[WORK TO BE COMPLETED] An exact copy of all the data below is needed, without its pictures.

[WORKING DATA]

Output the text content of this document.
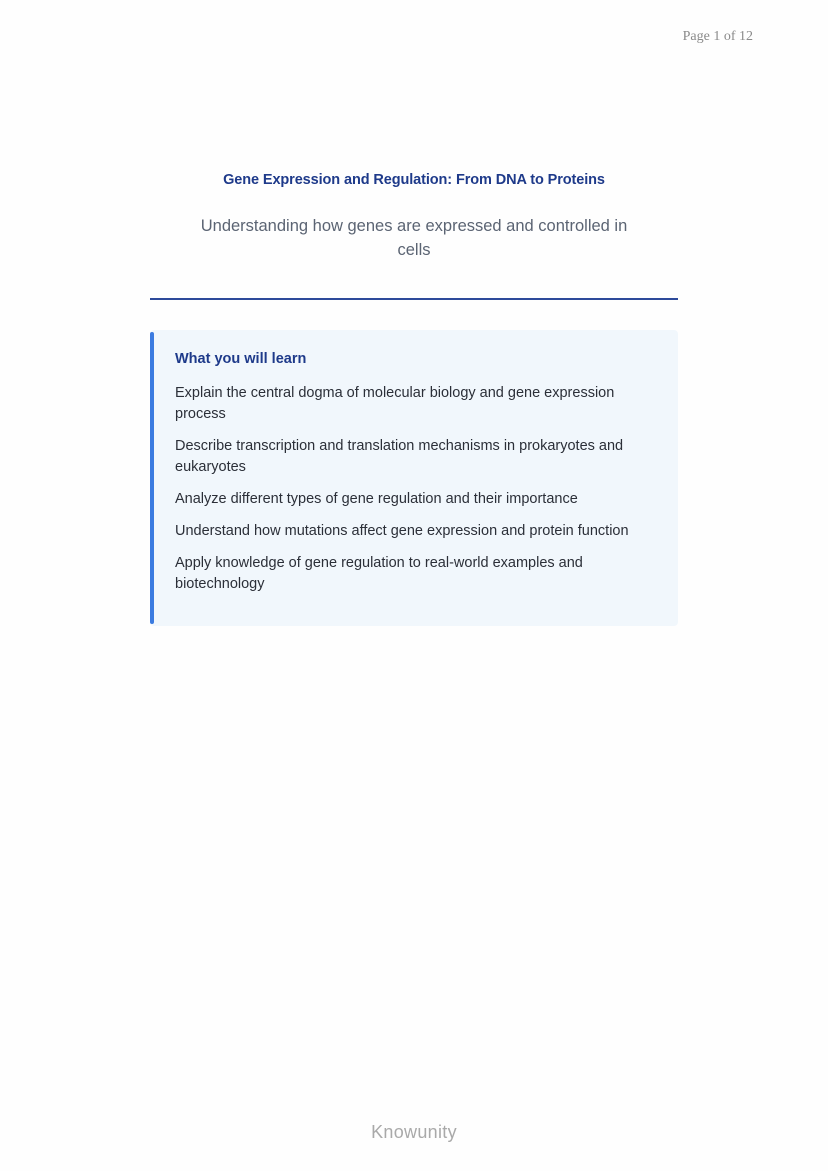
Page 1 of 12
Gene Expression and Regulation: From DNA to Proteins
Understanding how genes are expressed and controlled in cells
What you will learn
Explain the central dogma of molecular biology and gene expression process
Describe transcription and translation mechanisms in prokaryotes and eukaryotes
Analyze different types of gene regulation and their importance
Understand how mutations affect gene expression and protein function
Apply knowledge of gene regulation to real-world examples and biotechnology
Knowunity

[SOLUTION BELOW]
Output the text content of this document.
Page 1 of 12
Gene Expression and Regulation: From DNA to Proteins
Understanding how genes are expressed and controlled in cells
What you will learn
Explain the central dogma of molecular biology and gene expression process
Describe transcription and translation mechanisms in prokaryotes and eukaryotes
Analyze different types of gene regulation and their importance
Understand how mutations affect gene expression and protein function
Apply knowledge of gene regulation to real-world examples and biotechnology
Knowunity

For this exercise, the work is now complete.